[Figure dataset records]
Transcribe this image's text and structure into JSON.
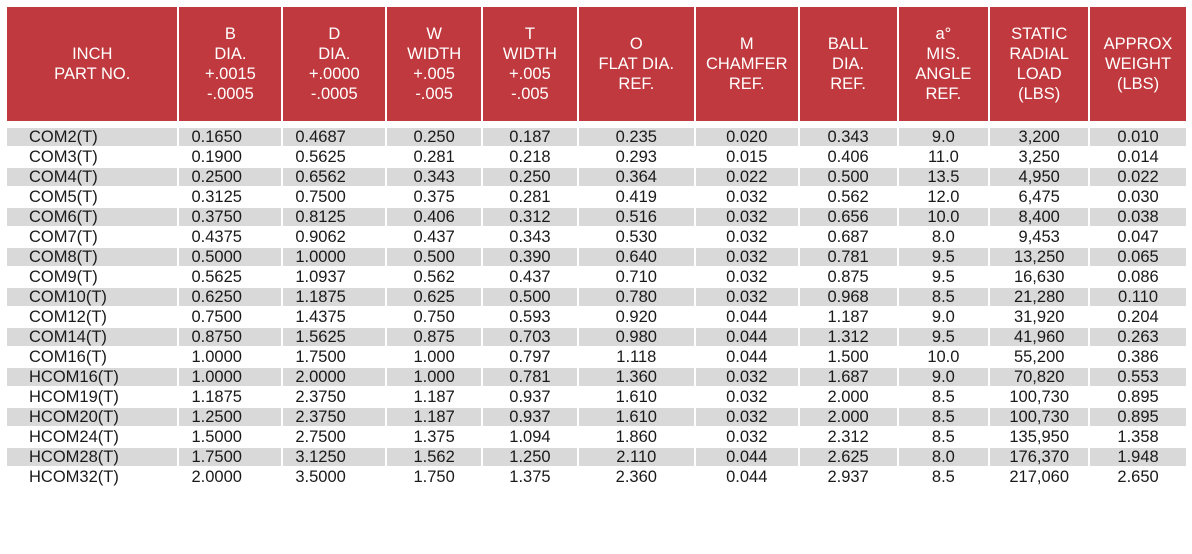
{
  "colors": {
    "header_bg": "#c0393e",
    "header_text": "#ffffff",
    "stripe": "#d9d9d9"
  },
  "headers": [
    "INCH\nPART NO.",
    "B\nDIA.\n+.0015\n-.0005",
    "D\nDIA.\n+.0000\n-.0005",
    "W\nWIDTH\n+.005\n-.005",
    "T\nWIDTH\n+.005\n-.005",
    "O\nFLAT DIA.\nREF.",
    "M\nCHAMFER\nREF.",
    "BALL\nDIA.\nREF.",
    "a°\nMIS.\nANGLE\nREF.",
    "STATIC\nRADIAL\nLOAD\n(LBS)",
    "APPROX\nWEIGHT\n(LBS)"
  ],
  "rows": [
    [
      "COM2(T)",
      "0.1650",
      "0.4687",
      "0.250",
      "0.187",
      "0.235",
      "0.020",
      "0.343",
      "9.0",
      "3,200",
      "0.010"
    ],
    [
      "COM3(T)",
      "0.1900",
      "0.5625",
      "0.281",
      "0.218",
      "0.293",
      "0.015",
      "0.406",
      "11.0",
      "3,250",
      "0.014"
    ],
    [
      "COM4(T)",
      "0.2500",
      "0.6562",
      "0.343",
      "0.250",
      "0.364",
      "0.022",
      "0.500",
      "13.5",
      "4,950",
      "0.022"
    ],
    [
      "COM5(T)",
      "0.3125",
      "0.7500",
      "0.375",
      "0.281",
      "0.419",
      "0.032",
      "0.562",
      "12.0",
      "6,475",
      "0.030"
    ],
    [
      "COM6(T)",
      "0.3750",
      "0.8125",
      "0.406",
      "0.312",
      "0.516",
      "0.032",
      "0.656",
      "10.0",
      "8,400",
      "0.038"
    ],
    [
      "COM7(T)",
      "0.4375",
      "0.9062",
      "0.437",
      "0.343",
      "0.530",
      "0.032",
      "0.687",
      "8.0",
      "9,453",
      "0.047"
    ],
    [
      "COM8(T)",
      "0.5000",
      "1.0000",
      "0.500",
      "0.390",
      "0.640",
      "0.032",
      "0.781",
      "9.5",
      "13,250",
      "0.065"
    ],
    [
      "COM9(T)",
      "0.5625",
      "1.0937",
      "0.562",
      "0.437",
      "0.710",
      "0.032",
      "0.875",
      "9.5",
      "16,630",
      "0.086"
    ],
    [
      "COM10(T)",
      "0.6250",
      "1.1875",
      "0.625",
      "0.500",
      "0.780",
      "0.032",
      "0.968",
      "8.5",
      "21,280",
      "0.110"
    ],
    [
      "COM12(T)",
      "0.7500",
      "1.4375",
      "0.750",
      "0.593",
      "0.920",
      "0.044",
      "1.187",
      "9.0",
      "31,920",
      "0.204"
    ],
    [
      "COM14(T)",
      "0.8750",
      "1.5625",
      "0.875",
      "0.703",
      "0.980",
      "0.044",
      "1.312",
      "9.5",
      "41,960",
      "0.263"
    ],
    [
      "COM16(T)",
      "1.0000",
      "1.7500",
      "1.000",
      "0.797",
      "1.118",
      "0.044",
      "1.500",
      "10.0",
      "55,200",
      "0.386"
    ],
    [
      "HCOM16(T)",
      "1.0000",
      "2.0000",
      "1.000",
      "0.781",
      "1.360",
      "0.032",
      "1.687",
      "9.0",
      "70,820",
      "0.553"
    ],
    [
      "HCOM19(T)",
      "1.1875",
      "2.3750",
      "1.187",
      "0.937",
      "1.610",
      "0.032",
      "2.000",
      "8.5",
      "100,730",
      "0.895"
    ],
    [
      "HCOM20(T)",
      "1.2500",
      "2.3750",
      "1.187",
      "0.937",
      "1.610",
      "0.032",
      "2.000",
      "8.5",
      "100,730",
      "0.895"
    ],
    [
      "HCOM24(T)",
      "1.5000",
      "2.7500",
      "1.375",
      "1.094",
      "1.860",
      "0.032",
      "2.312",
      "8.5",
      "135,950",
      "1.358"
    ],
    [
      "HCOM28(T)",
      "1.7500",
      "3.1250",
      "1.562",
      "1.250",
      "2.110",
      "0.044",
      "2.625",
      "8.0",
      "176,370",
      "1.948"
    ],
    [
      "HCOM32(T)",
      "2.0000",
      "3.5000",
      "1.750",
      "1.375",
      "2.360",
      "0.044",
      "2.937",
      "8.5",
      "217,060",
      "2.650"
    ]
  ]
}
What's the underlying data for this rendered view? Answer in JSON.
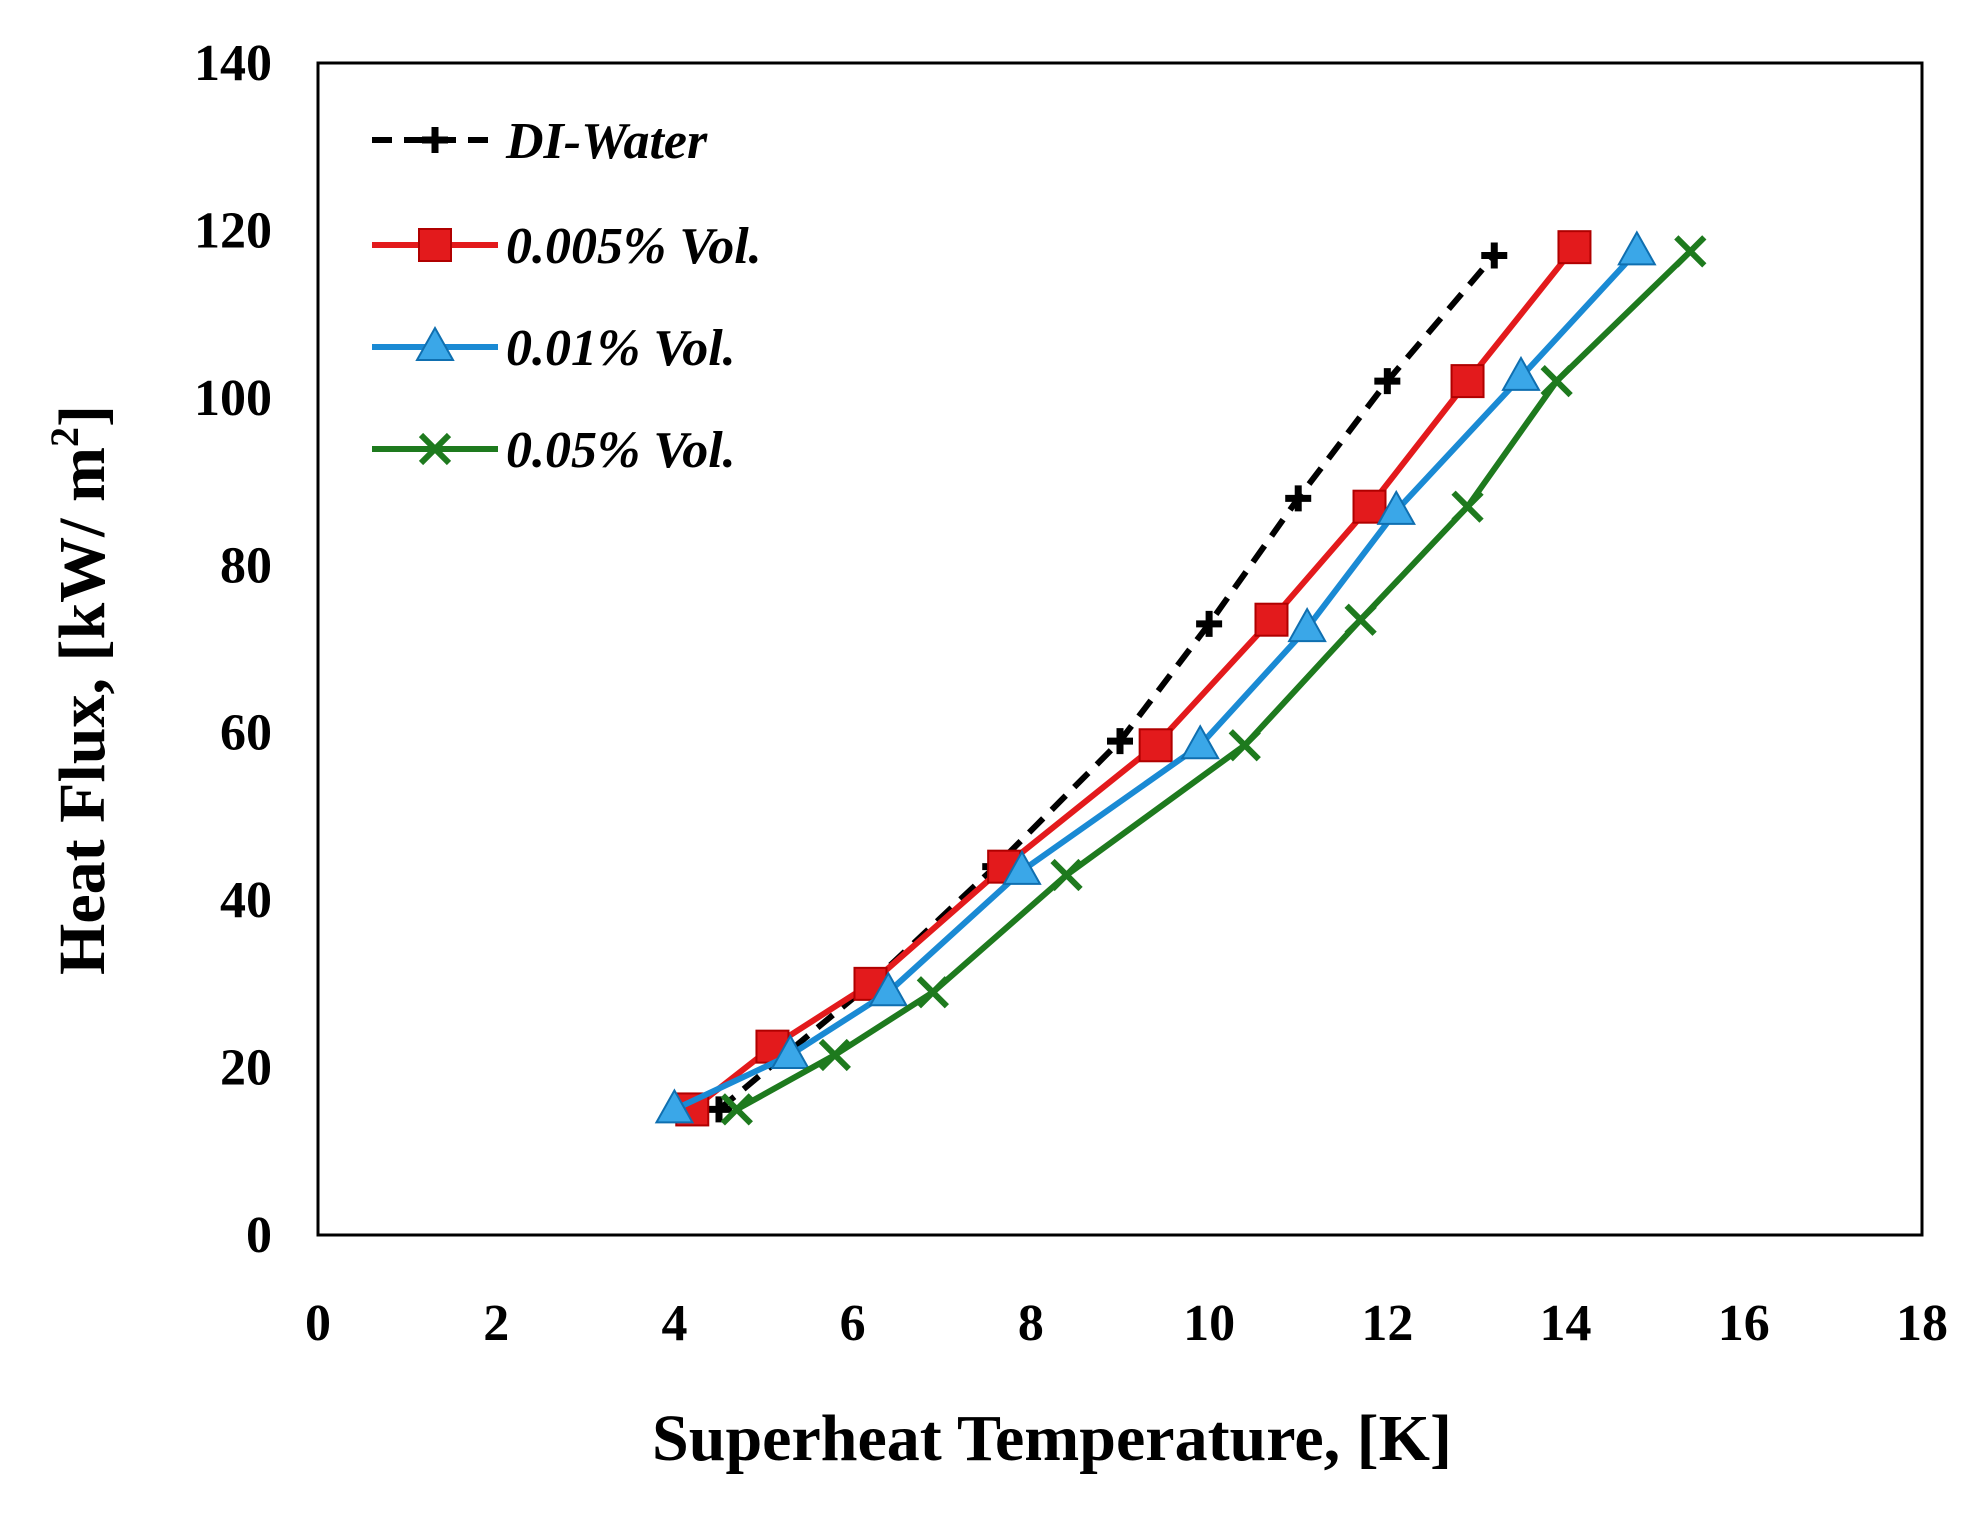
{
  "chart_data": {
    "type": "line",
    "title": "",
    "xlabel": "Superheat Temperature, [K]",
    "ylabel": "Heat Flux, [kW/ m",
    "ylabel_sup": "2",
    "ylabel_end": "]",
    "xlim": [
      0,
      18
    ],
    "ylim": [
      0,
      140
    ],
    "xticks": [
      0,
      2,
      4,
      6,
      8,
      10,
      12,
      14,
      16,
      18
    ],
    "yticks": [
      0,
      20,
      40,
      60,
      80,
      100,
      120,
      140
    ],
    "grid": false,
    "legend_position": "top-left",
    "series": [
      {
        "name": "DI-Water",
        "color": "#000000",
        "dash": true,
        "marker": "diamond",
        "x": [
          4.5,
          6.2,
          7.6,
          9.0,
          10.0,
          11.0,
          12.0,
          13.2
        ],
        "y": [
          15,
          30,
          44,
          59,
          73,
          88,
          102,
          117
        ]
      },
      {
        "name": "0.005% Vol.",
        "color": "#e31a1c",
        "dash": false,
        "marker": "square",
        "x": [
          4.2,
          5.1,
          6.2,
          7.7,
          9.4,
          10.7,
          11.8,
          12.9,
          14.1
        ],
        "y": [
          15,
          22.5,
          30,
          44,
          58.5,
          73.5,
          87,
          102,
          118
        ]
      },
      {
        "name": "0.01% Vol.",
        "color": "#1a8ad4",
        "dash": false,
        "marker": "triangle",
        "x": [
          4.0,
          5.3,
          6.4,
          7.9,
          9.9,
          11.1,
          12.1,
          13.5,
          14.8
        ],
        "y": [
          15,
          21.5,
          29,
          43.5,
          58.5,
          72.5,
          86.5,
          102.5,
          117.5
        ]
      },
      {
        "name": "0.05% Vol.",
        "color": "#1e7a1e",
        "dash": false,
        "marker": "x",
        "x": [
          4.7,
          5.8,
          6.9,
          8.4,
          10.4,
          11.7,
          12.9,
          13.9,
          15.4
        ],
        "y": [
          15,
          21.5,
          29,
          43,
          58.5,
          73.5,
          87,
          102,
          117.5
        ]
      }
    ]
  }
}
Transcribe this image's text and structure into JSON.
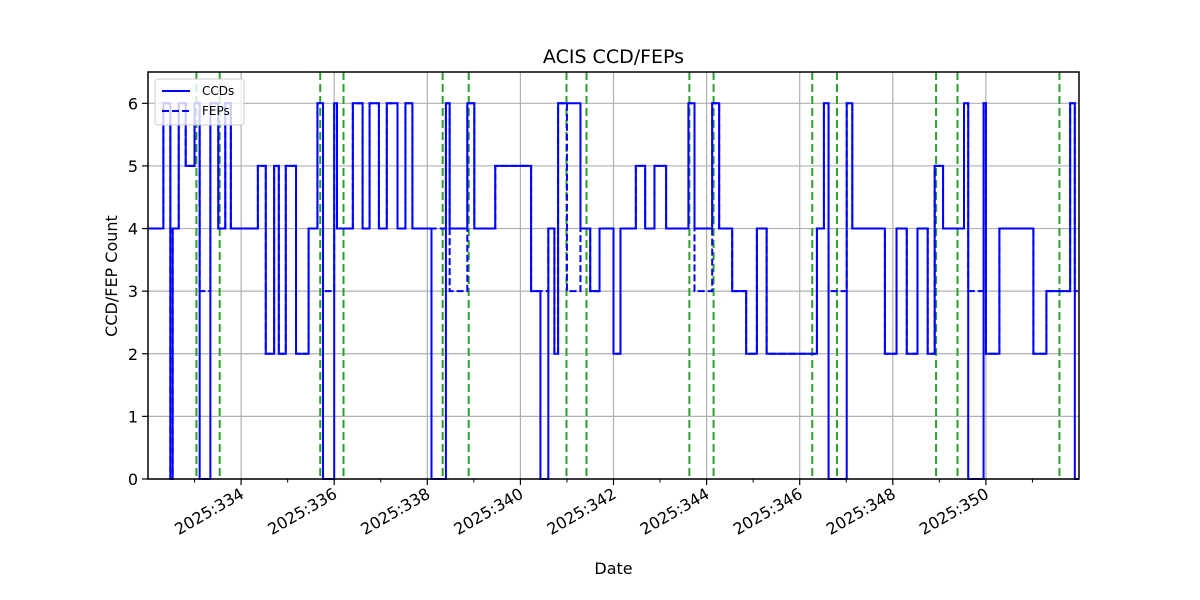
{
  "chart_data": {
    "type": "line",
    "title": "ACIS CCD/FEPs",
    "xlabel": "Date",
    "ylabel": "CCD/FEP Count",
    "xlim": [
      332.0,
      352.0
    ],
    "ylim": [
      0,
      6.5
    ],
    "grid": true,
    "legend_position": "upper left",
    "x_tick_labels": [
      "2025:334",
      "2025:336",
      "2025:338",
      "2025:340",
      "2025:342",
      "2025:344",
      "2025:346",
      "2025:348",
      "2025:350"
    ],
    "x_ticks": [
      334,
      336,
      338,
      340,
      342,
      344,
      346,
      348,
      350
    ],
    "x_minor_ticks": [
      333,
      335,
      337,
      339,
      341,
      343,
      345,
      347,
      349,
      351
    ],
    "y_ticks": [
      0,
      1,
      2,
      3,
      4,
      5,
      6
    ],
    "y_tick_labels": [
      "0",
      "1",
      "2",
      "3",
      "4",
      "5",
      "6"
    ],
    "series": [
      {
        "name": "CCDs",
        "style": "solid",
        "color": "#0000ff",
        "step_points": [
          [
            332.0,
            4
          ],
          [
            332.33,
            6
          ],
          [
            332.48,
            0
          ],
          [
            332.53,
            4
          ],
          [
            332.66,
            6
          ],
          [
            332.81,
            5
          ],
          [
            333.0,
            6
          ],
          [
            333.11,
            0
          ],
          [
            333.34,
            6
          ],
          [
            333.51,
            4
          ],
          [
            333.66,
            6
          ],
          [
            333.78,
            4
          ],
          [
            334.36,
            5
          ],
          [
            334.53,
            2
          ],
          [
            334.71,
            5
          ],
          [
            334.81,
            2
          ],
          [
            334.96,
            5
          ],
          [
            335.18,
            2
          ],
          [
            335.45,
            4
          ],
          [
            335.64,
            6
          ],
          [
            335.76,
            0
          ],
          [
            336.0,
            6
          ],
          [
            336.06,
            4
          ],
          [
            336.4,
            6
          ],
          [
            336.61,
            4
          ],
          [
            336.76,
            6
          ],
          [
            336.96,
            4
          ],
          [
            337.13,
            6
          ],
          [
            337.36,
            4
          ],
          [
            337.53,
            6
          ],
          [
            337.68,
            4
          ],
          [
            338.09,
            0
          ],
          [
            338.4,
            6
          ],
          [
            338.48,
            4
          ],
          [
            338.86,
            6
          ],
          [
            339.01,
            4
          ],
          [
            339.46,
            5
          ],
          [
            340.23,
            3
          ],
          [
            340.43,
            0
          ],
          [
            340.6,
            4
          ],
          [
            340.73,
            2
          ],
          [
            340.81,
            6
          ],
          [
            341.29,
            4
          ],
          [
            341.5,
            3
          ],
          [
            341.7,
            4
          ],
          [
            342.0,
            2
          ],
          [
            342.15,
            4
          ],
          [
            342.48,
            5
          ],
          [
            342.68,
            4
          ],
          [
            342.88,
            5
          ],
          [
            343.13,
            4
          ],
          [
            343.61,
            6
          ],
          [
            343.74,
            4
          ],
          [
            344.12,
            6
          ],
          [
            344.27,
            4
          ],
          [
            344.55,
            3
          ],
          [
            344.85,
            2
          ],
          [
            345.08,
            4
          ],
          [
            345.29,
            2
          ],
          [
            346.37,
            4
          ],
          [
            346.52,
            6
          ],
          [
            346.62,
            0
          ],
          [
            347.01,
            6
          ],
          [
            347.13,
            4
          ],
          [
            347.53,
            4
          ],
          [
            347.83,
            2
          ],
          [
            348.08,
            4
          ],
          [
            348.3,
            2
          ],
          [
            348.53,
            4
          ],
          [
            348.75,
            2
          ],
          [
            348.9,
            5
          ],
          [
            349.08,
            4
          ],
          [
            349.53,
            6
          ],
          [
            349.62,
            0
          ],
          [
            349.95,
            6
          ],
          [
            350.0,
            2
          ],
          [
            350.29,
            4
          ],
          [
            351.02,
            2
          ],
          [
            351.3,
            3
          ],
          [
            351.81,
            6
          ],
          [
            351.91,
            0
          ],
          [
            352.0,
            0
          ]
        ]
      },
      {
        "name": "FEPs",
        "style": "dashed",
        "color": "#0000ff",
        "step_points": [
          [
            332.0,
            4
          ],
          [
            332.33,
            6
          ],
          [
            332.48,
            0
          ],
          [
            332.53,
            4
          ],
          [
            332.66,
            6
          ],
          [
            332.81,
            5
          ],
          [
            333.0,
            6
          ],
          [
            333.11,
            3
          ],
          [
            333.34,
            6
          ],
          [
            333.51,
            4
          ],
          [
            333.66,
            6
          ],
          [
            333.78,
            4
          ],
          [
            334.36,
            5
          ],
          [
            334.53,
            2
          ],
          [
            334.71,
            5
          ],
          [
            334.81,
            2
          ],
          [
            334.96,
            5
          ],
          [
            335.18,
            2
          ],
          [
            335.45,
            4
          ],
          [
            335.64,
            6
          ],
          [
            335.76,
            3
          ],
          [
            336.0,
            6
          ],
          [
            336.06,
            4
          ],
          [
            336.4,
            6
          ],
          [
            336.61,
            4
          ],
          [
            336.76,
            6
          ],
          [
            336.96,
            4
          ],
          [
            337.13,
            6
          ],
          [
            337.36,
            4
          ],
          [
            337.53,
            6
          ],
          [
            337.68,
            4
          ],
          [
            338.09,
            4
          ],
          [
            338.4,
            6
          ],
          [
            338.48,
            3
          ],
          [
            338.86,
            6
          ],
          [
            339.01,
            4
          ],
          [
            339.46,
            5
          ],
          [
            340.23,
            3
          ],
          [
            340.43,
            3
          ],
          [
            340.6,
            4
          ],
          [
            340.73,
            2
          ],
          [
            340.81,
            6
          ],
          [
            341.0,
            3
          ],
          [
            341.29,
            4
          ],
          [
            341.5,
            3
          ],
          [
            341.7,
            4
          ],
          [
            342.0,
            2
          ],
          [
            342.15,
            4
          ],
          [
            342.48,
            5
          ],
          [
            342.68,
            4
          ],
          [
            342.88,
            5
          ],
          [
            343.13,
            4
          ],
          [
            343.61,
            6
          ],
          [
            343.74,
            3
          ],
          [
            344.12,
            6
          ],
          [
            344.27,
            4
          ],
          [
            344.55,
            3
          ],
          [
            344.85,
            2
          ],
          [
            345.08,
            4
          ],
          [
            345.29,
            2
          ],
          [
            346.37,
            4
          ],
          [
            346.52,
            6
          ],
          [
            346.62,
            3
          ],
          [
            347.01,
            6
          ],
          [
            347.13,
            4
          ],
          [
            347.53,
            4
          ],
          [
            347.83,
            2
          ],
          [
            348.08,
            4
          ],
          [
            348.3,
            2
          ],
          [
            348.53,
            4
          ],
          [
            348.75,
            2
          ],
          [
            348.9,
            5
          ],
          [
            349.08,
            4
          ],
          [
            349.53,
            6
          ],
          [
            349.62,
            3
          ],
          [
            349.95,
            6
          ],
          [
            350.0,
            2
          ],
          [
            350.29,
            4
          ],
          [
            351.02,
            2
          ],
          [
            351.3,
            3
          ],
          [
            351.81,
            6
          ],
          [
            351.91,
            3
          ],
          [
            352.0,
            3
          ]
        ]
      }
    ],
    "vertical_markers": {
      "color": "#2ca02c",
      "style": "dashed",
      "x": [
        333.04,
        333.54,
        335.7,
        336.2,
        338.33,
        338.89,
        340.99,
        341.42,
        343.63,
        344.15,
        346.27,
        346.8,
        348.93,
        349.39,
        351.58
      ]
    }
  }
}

TO BE DONE =>
Look through the entries above for the word "nDIA". Copy every line where it shows up.

RESPONSE BELOW =>
    "B\nDIA.\n+.0015\n-.0005",
    "D\nDIA.\n+.0000\n-.0005",
    "BALL\nDIA.\nREF.",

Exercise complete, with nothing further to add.